(Dataset records of document pages)
——
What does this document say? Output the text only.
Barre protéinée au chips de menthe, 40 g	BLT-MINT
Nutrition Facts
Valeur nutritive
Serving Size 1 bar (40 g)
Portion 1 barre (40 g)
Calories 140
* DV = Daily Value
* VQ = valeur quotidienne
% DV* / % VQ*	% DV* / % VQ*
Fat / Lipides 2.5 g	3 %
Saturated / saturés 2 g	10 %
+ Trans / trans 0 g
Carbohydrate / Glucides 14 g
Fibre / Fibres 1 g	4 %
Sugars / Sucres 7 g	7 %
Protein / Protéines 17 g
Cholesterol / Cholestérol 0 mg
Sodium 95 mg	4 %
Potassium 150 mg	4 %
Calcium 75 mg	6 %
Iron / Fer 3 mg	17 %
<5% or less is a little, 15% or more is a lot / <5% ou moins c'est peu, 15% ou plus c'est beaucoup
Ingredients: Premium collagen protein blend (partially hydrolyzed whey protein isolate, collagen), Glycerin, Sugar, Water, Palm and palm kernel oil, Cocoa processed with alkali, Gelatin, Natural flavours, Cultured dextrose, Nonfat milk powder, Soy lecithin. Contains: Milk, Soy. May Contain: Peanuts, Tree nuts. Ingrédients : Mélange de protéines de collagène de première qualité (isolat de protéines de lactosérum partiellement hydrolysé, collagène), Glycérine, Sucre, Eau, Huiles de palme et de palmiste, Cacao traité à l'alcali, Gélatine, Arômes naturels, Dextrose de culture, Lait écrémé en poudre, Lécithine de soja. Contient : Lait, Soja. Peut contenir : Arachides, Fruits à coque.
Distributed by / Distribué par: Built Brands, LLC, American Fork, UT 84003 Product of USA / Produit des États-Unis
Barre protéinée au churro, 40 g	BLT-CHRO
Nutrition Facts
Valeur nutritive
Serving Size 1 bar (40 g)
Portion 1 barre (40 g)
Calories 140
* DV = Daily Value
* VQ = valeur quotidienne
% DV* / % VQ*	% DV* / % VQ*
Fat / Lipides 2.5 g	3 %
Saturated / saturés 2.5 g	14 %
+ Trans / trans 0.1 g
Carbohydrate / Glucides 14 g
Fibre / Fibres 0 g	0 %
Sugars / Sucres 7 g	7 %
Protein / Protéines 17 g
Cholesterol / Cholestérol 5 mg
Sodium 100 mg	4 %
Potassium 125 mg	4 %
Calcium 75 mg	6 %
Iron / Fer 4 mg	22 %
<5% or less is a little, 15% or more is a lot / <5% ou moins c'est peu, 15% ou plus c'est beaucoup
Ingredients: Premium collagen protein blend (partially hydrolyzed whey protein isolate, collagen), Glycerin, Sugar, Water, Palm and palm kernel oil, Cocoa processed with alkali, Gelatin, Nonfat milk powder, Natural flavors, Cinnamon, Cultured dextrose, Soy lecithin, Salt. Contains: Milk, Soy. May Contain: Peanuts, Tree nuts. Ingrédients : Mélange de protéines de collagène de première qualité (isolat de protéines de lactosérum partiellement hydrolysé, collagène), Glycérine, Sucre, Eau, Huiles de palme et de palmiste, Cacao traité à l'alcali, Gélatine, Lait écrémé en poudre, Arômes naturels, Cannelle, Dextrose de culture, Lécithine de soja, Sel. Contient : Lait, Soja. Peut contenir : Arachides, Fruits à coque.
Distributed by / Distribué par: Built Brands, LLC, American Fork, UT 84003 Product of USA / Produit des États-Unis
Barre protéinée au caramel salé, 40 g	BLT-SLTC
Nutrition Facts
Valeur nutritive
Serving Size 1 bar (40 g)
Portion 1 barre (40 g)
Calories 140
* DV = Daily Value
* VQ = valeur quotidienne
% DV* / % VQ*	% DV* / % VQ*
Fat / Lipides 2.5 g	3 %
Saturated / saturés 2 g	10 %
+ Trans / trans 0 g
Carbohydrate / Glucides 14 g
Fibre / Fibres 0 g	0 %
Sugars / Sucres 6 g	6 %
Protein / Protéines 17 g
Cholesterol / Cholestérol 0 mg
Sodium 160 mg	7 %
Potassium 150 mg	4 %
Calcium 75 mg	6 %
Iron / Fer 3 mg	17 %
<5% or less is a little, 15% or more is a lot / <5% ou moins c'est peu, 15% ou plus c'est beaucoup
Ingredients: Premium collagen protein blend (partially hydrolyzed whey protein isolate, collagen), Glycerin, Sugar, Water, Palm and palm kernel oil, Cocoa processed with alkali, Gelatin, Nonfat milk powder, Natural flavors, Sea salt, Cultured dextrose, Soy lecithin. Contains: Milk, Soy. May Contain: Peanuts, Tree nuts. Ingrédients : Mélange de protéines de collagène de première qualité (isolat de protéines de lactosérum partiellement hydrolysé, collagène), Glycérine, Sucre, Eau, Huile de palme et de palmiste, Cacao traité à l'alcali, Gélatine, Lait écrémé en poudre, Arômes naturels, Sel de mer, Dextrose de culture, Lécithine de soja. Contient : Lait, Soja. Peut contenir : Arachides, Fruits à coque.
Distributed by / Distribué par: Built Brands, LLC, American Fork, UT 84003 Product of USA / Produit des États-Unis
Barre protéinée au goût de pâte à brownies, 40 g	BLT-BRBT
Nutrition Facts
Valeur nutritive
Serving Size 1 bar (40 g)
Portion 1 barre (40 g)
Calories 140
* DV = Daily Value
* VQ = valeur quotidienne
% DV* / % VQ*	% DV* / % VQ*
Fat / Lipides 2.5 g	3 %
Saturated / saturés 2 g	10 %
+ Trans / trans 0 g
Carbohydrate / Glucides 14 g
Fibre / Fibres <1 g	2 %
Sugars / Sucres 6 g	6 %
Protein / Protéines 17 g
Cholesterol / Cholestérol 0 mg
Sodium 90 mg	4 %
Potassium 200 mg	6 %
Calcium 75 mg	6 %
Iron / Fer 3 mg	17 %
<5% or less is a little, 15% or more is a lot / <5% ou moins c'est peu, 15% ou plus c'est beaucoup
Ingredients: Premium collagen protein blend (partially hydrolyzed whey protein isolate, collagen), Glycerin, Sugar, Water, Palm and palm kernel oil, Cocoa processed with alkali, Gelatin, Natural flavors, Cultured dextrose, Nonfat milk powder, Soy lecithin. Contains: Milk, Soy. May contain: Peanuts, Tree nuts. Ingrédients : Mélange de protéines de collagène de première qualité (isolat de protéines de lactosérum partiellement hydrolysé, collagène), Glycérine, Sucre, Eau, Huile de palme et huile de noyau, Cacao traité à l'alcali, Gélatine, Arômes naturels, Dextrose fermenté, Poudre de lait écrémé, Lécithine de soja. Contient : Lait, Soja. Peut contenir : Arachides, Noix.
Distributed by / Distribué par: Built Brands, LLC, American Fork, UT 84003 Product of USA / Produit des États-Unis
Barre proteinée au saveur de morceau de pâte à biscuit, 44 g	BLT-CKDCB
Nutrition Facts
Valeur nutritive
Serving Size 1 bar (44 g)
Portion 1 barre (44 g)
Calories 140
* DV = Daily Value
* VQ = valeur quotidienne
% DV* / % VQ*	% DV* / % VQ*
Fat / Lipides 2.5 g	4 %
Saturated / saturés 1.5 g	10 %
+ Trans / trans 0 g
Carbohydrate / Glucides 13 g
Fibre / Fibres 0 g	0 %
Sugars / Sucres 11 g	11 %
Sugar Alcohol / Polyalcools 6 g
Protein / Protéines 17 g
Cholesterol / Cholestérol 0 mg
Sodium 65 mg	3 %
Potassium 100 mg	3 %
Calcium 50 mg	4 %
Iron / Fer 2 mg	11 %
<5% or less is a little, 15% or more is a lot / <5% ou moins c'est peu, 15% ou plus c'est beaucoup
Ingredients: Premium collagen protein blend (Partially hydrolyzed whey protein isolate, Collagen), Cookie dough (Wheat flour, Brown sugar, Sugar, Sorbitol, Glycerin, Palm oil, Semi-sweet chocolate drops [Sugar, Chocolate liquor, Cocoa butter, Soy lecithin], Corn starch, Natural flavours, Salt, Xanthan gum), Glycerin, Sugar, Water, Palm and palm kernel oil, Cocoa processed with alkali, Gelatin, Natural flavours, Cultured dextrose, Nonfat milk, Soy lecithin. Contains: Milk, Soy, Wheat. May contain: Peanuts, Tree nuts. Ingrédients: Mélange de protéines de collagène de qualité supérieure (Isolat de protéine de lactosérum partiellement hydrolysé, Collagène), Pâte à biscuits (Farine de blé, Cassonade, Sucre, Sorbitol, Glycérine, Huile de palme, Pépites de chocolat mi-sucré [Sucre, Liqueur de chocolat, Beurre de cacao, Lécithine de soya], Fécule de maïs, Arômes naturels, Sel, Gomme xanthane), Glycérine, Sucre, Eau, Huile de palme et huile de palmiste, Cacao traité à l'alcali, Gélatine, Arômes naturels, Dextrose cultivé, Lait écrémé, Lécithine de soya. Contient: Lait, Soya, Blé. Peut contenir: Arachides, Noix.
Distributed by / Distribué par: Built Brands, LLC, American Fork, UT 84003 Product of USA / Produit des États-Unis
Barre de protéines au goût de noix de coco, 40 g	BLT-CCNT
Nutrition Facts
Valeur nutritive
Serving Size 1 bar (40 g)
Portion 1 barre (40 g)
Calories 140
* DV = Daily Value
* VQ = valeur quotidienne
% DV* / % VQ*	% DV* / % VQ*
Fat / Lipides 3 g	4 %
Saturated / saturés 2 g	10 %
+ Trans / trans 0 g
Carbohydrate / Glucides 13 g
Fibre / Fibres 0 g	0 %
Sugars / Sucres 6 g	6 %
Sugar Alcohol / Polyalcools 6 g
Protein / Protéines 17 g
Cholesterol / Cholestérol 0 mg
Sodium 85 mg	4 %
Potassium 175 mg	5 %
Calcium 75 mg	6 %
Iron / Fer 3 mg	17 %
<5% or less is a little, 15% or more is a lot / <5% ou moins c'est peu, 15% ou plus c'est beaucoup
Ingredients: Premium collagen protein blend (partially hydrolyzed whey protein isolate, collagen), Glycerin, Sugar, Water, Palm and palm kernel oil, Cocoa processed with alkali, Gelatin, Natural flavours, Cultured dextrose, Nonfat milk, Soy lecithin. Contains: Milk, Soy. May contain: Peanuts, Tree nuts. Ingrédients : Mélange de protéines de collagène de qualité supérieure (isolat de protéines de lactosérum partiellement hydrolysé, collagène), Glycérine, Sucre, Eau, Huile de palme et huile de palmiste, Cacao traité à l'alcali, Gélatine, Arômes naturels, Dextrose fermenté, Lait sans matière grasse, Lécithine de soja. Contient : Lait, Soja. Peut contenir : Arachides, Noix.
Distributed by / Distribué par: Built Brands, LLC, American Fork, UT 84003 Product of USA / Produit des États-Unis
——
- Task statement -
Count the lines of the entries above that contain the word "Sodium" and give only the number.

- Answer to the exercise -
6